Work instructions: Every entry needs to be reproduced exactly.

Given records:

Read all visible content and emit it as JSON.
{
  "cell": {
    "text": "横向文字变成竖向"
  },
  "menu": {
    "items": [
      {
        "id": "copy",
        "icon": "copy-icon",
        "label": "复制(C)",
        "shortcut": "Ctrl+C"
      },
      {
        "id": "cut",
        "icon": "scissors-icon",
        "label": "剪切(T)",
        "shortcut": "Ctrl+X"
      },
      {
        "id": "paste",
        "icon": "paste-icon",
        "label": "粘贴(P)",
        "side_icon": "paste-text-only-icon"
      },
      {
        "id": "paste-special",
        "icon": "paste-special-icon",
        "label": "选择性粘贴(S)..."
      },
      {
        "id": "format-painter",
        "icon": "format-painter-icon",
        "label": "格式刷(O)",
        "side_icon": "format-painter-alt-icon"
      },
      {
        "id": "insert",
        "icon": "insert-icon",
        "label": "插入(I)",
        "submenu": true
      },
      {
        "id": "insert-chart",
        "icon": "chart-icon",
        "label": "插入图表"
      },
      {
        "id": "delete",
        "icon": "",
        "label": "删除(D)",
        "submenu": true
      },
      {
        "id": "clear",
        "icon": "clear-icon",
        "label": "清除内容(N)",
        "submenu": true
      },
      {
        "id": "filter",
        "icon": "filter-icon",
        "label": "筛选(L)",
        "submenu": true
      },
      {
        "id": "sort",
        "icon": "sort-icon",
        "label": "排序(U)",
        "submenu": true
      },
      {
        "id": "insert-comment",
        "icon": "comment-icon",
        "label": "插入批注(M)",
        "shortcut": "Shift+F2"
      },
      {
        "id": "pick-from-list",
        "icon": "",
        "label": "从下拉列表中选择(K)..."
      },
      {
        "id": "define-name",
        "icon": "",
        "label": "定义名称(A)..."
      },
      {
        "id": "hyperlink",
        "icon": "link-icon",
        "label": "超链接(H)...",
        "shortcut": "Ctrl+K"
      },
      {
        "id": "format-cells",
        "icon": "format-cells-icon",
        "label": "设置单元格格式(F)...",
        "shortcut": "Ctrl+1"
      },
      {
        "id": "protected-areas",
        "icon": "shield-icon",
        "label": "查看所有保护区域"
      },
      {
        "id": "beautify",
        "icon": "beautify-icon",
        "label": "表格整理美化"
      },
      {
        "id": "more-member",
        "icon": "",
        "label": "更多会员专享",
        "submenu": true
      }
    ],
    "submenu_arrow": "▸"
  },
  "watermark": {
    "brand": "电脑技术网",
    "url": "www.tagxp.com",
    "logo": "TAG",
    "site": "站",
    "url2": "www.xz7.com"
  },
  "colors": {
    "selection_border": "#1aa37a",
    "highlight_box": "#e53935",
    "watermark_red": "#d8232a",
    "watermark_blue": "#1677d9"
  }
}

Exercise result:
Read all visible content and emit it as JSON.
{
  "cell": {
    "text": "横向文字变成竖向"
  },
  "menu": {
    "items": [
      {
        "id": "copy",
        "icon": "copy-icon",
        "label": "复制(C)",
        "shortcut": "Ctrl+C"
      },
      {
        "id": "cut",
        "icon": "scissors-icon",
        "label": "剪切(T)",
        "shortcut": "Ctrl+X"
      },
      {
        "id": "paste",
        "icon": "paste-icon",
        "label": "粘贴(P)",
        "side_icon": "paste-text-only-icon"
      },
      {
        "id": "paste-special",
        "icon": "paste-special-icon",
        "label": "选择性粘贴(S)..."
      },
      {
        "id": "format-painter",
        "icon": "format-painter-icon",
        "label": "格式刷(O)",
        "side_icon": "format-painter-alt-icon"
      },
      {
        "id": "insert",
        "icon": "insert-icon",
        "label": "插入(I)",
        "submenu": true
      },
      {
        "id": "insert-chart",
        "icon": "chart-icon",
        "label": "插入图表"
      },
      {
        "id": "delete",
        "icon": "",
        "label": "删除(D)",
        "submenu": true
      },
      {
        "id": "clear",
        "icon": "clear-icon",
        "label": "清除内容(N)",
        "submenu": true
      },
      {
        "id": "filter",
        "icon": "filter-icon",
        "label": "筛选(L)",
        "submenu": true
      },
      {
        "id": "sort",
        "icon": "sort-icon",
        "label": "排序(U)",
        "submenu": true
      },
      {
        "id": "insert-comment",
        "icon": "comment-icon",
        "label": "插入批注(M)",
        "shortcut": "Shift+F2"
      },
      {
        "id": "pick-from-list",
        "icon": "",
        "label": "从下拉列表中选择(K)..."
      },
      {
        "id": "define-name",
        "icon": "",
        "label": "定义名称(A)..."
      },
      {
        "id": "hyperlink",
        "icon": "link-icon",
        "label": "超链接(H)...",
        "shortcut": "Ctrl+K"
      },
      {
        "id": "format-cells",
        "icon": "format-cells-icon",
        "label": "设置单元格格式(F)...",
        "shortcut": "Ctrl+1"
      },
      {
        "id": "protected-areas",
        "icon": "shield-icon",
        "label": "查看所有保护区域"
      },
      {
        "id": "beautify",
        "icon": "beautify-icon",
        "label": "表格整理美化"
      },
      {
        "id": "more-member",
        "icon": "",
        "label": "更多会员专享",
        "submenu": true
      }
    ],
    "submenu_arrow": "▸"
  },
  "watermark": {
    "brand": "电脑技术网",
    "url": "www.tagxp.com",
    "logo": "TAG",
    "site": "站",
    "url2": "www.xz7.com"
  },
  "colors": {
    "selection_border": "#1aa37a",
    "highlight_box": "#e53935",
    "watermark_red": "#d8232a",
    "watermark_blue": "#1677d9"
  }
}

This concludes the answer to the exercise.